| Extracted text |
╔══
[<prev] [next>] [<thread-prev] [thread-next>] [day] [month] [year] [list]
Message-ID: <9cef3b97-083e-48e6-aced-3e250df364e3@huaweicloud.com>
Date: Mon, 24 Nov 2025 13:04:04 +0800
From: Zhang Yi <yi.zhang@...weicloud.com>
To: Ojaswin Mujoo <ojaswin@...ux.ibm.com>
Cc: linux-ext4@...r.kernel.org, linux-fsdevel@...r.kernel.org,
linux-kernel@...r.kernel.org, tytso@....edu, adilger.kernel@...ger.ca,
jack@...e.cz, yi.zhang@...wei.com, yizhang089@...il.com,
libaokun1@...wei.com, yangerkun@...wei.com
Subject: Re: [PATCH v2 00/13] ext4: replace ext4_es_insert_extent() when
caching on-disk extents
Hi, Ojaswin!
On 11/23/2025 6:55 PM, Ojaswin Mujoo wrote:
> On Fri, Nov 21, 2025 at 02:07:58PM +0800, Zhang Yi wrote:
>> Changes since v1:
>> - Rebase the codes based on the latest linux-next 20251120.
>> - Add patches 01-05, fix two stale data problems caused by
>
> Hi Zhang, thanks for the patches.
>
Thank you for take time to look at this series.
> I've always felt uncomfortable with the ZEROOUT code here because it
> seems to have many such bugs as you pointed out in the series. Its very
> fragile and the bugs are easy to miss behind all the data valid and
> split flags mess.
>
Yes, I agree with you. The implementation of EXT4_EXT_MAY_ZEROOUT has
significantly increased the complexity of split extents and the
potential for bugs.
╚══
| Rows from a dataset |
╔══
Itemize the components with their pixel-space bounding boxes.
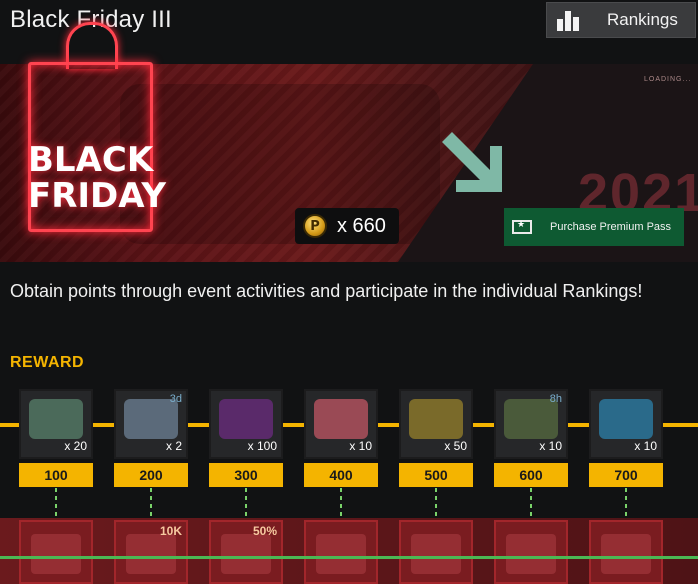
reward-slot[interactable]: x 10	[304, 389, 378, 459]
premium-reward-slot[interactable]: 10K	[114, 520, 188, 584]
reward-score-threshold: 300	[209, 463, 283, 487]
points-display: P x 660	[295, 208, 399, 244]
reward-heading: REWARD	[10, 354, 85, 371]
premium-reward-item-icon	[411, 534, 461, 574]
reward-connector	[530, 488, 532, 518]
reward-slot[interactable]: x 20	[19, 389, 93, 459]
event-description: Obtain points through event activities a…	[10, 281, 643, 301]
reward-quantity: x 20	[64, 439, 87, 453]
reward-quantity: x 50	[444, 439, 467, 453]
reward-slot[interactable]: x 2 3d	[114, 389, 188, 459]
reward-quantity: x 100	[247, 439, 277, 453]
reward-connector	[245, 488, 247, 518]
ticket-icon	[512, 219, 532, 234]
rankings-label: Rankings	[607, 10, 678, 29]
reward-score-threshold: 100	[19, 463, 93, 487]
reward-item-icon	[504, 399, 558, 439]
reward-quantity: x 10	[539, 439, 562, 453]
reward-item-icon	[29, 399, 83, 439]
reward-item-icon	[124, 399, 178, 439]
reward-duration-tag: 3d	[169, 393, 182, 405]
premium-reward-tag: 50%	[252, 524, 277, 538]
premium-reward-item-icon	[221, 534, 271, 574]
premium-reward-item-icon	[316, 534, 366, 574]
premium-reward-item-icon	[126, 534, 176, 574]
coin-icon: P	[303, 214, 327, 238]
reward-score-threshold: 500	[399, 463, 473, 487]
reward-item-icon	[599, 399, 653, 439]
premium-reward-tag: 10K	[159, 524, 182, 538]
premium-reward-slot[interactable]	[494, 520, 568, 584]
reward-connector	[55, 488, 57, 518]
reward-score-threshold: 700	[589, 463, 663, 487]
bag-text: BLACK FRIDAY	[28, 140, 166, 216]
premium-pass-label: Purchase Premium Pass	[550, 221, 672, 233]
reward-item-icon	[409, 399, 463, 439]
reward-item-icon	[219, 399, 273, 439]
premium-reward-slot[interactable]	[304, 520, 378, 584]
purchase-premium-pass-button[interactable]: Purchase Premium Pass	[504, 208, 684, 246]
premium-reward-item-icon	[31, 534, 81, 574]
reward-score-threshold: 400	[304, 463, 378, 487]
reward-score-threshold: 600	[494, 463, 568, 487]
premium-reward-item-icon	[506, 534, 556, 574]
reward-slot[interactable]: x 10 8h	[494, 389, 568, 459]
premium-reward-slot[interactable]	[399, 520, 473, 584]
points-value: x 660	[337, 214, 386, 237]
reward-quantity: x 2	[165, 439, 182, 453]
reward-duration-tag: 8h	[549, 393, 562, 405]
reward-connector	[435, 488, 437, 518]
reward-connector	[340, 488, 342, 518]
premium-reward-slot[interactable]	[19, 520, 93, 584]
reward-connector	[150, 488, 152, 518]
premium-reward-slot[interactable]: 50%	[209, 520, 283, 584]
reward-score-threshold: 200	[114, 463, 188, 487]
reward-slot[interactable]: x 100	[209, 389, 283, 459]
arrow-down-right-icon	[442, 132, 502, 192]
reward-quantity: x 10	[634, 439, 657, 453]
reward-item-icon	[314, 399, 368, 439]
premium-progress-line	[0, 556, 698, 559]
premium-reward-item-icon	[601, 534, 651, 574]
reward-slot[interactable]: x 10	[589, 389, 663, 459]
premium-reward-slot[interactable]	[589, 520, 663, 584]
reward-connector	[625, 488, 627, 518]
reward-quantity: x 10	[349, 439, 372, 453]
rankings-icon	[557, 9, 583, 31]
reward-slot[interactable]: x 50	[399, 389, 473, 459]
rankings-button[interactable]: Rankings	[546, 2, 696, 38]
loading-text: LOADING...	[644, 76, 692, 83]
╚══
| Things to do |
[A] Answer these about the ext4 mailing-list message:
(i) Which linux-next snapshot was the v2 series rebased on?
(ii) At what date and time did Ojaswin Mujoo write the reply being quoted?
(iii) Which implementation does Zhang Yi say has significantly increased the complexity of split extents?
[B] From the ext4 mailing-list message, pull out word for word the passage between "[<prev] [next>] [<thread-prev]" and "Hi, Ojaswin!", inclusive.

| Responses for each task |
[A]
(i) linux-next 20251120
(ii) 11/23/2025, 6:55 PM
(iii) EXT4_EXT_MAY_ZEROOUT

[B]
[<prev] [next>] [<thread-prev] [thread-next>] [day] [month] [year] [list]
Message-ID: <9cef3b97-083e-48e6-aced-3e250df364e3@huaweicloud.com>
Date: Mon, 24 Nov 2025 13:04:04 +0800
From: Zhang Yi <yi.zhang@...weicloud.com>
To: Ojaswin Mujoo <ojaswin@...ux.ibm.com>
Cc: linux-ext4@...r.kernel.org, linux-fsdevel@...r.kernel.org,
linux-kernel@...r.kernel.org, tytso@....edu, adilger.kernel@...ger.ca,
jack@...e.cz, yi.zhang@...wei.com, yizhang089@...il.com,
libaokun1@...wei.com, yangerkun@...wei.com
Subject: Re: [PATCH v2 00/13] ext4: replace ext4_es_insert_extent() when
caching on-disk extents
Hi, Ojaswin!